Short task
Return each line of the records with nothing changed, pictures excepted.

(Stored data)
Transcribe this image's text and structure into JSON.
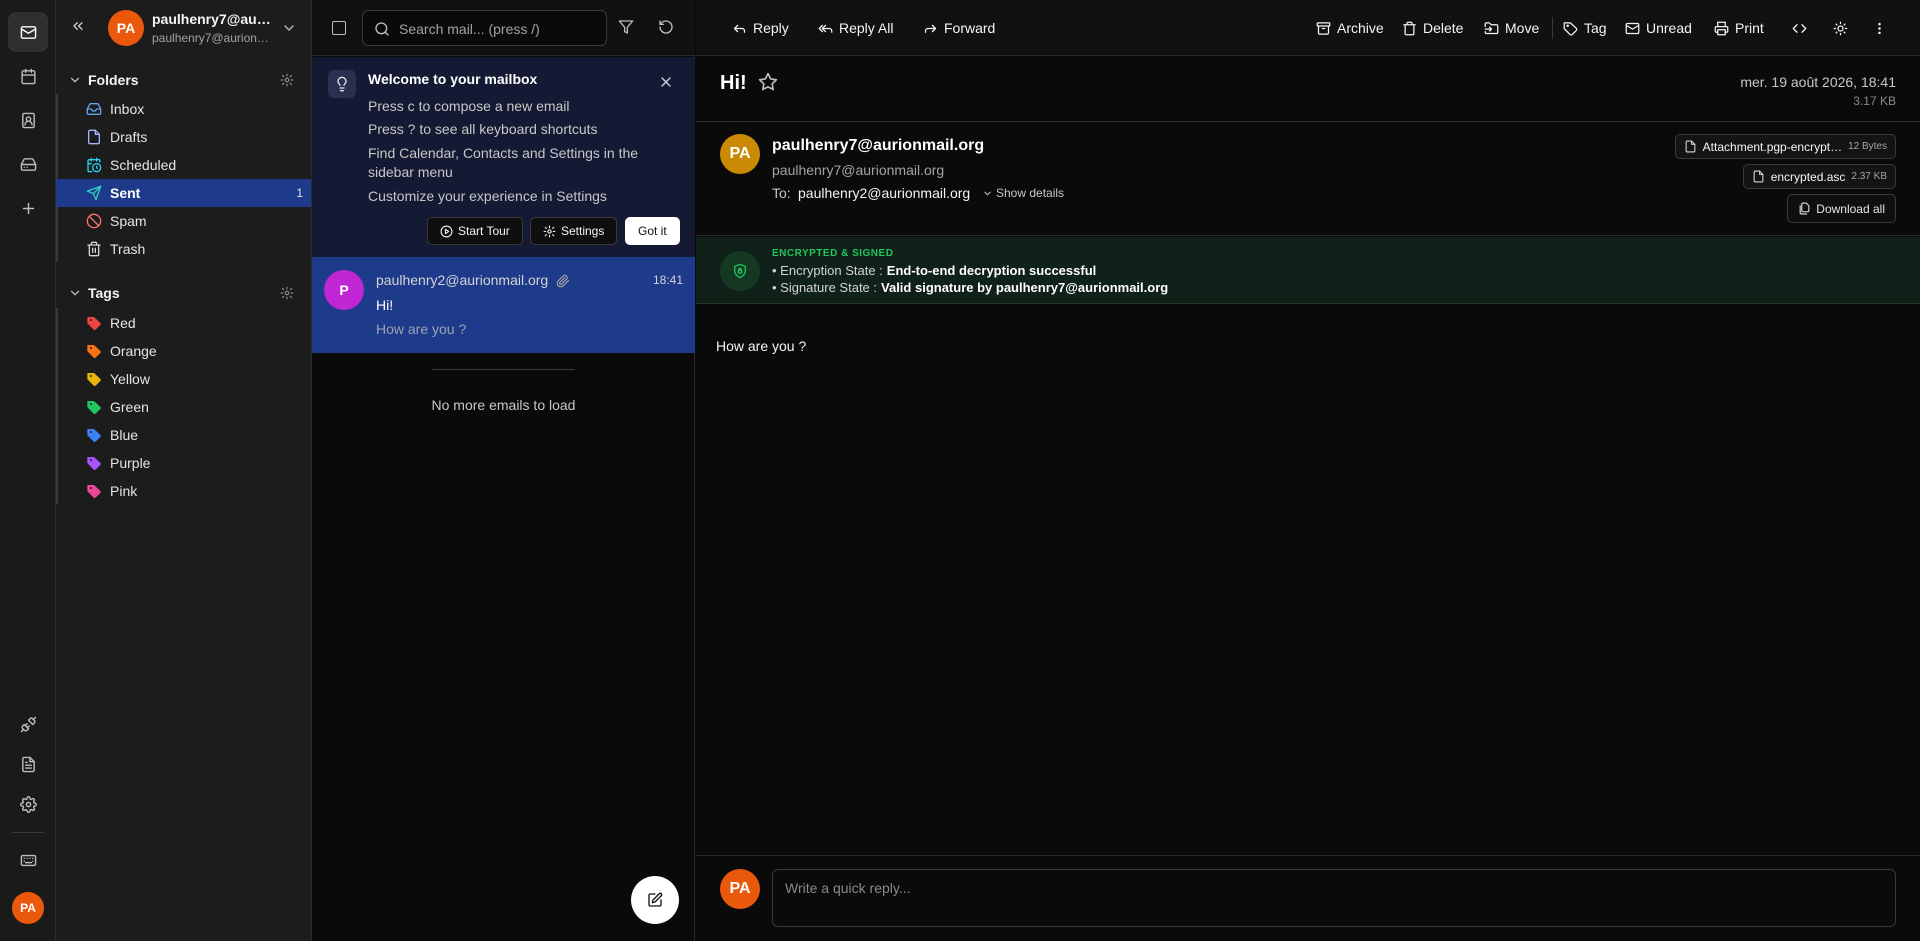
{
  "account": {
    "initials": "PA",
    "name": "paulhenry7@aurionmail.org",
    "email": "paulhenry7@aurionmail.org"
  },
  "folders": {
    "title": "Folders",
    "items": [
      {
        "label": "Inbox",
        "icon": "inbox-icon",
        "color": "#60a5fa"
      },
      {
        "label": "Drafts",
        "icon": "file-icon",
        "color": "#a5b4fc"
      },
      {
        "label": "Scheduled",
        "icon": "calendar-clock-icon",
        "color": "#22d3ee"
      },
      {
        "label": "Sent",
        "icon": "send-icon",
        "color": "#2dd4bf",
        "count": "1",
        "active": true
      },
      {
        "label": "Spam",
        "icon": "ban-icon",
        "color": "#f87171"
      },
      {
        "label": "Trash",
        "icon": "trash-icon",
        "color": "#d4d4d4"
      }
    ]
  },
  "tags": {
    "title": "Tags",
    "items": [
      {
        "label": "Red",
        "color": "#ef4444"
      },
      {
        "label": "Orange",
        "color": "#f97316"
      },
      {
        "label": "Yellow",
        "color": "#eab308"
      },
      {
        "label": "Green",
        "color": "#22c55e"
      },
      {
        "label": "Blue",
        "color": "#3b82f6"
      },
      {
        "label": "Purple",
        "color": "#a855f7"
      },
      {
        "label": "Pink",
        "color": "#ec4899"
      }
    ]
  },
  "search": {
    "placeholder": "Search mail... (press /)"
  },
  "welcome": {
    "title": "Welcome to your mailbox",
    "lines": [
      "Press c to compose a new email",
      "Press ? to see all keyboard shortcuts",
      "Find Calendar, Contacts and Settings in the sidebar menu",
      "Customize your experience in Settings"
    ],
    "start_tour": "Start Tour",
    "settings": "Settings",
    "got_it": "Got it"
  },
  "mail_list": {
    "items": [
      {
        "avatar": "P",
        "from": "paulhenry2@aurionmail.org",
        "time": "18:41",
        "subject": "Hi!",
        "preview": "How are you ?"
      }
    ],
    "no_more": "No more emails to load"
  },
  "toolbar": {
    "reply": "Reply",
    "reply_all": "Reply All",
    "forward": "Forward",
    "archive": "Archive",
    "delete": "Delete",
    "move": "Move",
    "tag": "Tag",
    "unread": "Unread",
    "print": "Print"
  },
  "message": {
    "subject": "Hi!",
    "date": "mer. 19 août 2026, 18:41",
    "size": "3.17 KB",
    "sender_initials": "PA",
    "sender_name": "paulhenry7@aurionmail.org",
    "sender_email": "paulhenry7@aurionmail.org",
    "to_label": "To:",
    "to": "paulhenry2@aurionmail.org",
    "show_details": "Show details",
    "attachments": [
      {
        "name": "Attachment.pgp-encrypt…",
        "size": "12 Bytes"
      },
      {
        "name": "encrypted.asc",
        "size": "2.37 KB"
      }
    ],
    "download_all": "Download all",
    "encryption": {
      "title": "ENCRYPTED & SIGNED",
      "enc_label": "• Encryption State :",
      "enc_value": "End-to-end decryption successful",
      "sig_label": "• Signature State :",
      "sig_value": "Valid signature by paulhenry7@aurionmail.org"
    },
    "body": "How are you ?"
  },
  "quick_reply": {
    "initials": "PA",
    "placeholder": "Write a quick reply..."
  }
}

Solution
Transcribe this image's text and structure into JSON.
{
  "account": {
    "initials": "PA",
    "name": "paulhenry7@aurionmail.org",
    "email": "paulhenry7@aurionmail.org"
  },
  "folders": {
    "title": "Folders",
    "items": [
      {
        "label": "Inbox",
        "icon": "inbox-icon",
        "color": "#60a5fa"
      },
      {
        "label": "Drafts",
        "icon": "file-icon",
        "color": "#a5b4fc"
      },
      {
        "label": "Scheduled",
        "icon": "calendar-clock-icon",
        "color": "#22d3ee"
      },
      {
        "label": "Sent",
        "icon": "send-icon",
        "color": "#2dd4bf",
        "count": "1",
        "active": true
      },
      {
        "label": "Spam",
        "icon": "ban-icon",
        "color": "#f87171"
      },
      {
        "label": "Trash",
        "icon": "trash-icon",
        "color": "#d4d4d4"
      }
    ]
  },
  "tags": {
    "title": "Tags",
    "items": [
      {
        "label": "Red",
        "color": "#ef4444"
      },
      {
        "label": "Orange",
        "color": "#f97316"
      },
      {
        "label": "Yellow",
        "color": "#eab308"
      },
      {
        "label": "Green",
        "color": "#22c55e"
      },
      {
        "label": "Blue",
        "color": "#3b82f6"
      },
      {
        "label": "Purple",
        "color": "#a855f7"
      },
      {
        "label": "Pink",
        "color": "#ec4899"
      }
    ]
  },
  "search": {
    "placeholder": "Search mail... (press /)"
  },
  "welcome": {
    "title": "Welcome to your mailbox",
    "lines": [
      "Press c to compose a new email",
      "Press ? to see all keyboard shortcuts",
      "Find Calendar, Contacts and Settings in the sidebar menu",
      "Customize your experience in Settings"
    ],
    "start_tour": "Start Tour",
    "settings": "Settings",
    "got_it": "Got it"
  },
  "mail_list": {
    "items": [
      {
        "avatar": "P",
        "from": "paulhenry2@aurionmail.org",
        "time": "18:41",
        "subject": "Hi!",
        "preview": "How are you ?"
      }
    ],
    "no_more": "No more emails to load"
  },
  "toolbar": {
    "reply": "Reply",
    "reply_all": "Reply All",
    "forward": "Forward",
    "archive": "Archive",
    "delete": "Delete",
    "move": "Move",
    "tag": "Tag",
    "unread": "Unread",
    "print": "Print"
  },
  "message": {
    "subject": "Hi!",
    "date": "mer. 19 août 2026, 18:41",
    "size": "3.17 KB",
    "sender_initials": "PA",
    "sender_name": "paulhenry7@aurionmail.org",
    "sender_email": "paulhenry7@aurionmail.org",
    "to_label": "To:",
    "to": "paulhenry2@aurionmail.org",
    "show_details": "Show details",
    "attachments": [
      {
        "name": "Attachment.pgp-encrypt…",
        "size": "12 Bytes"
      },
      {
        "name": "encrypted.asc",
        "size": "2.37 KB"
      }
    ],
    "download_all": "Download all",
    "encryption": {
      "title": "ENCRYPTED & SIGNED",
      "enc_label": "• Encryption State :",
      "enc_value": "End-to-end decryption successful",
      "sig_label": "• Signature State :",
      "sig_value": "Valid signature by paulhenry7@aurionmail.org"
    },
    "body": "How are you ?"
  },
  "quick_reply": {
    "initials": "PA",
    "placeholder": "Write a quick reply..."
  }
}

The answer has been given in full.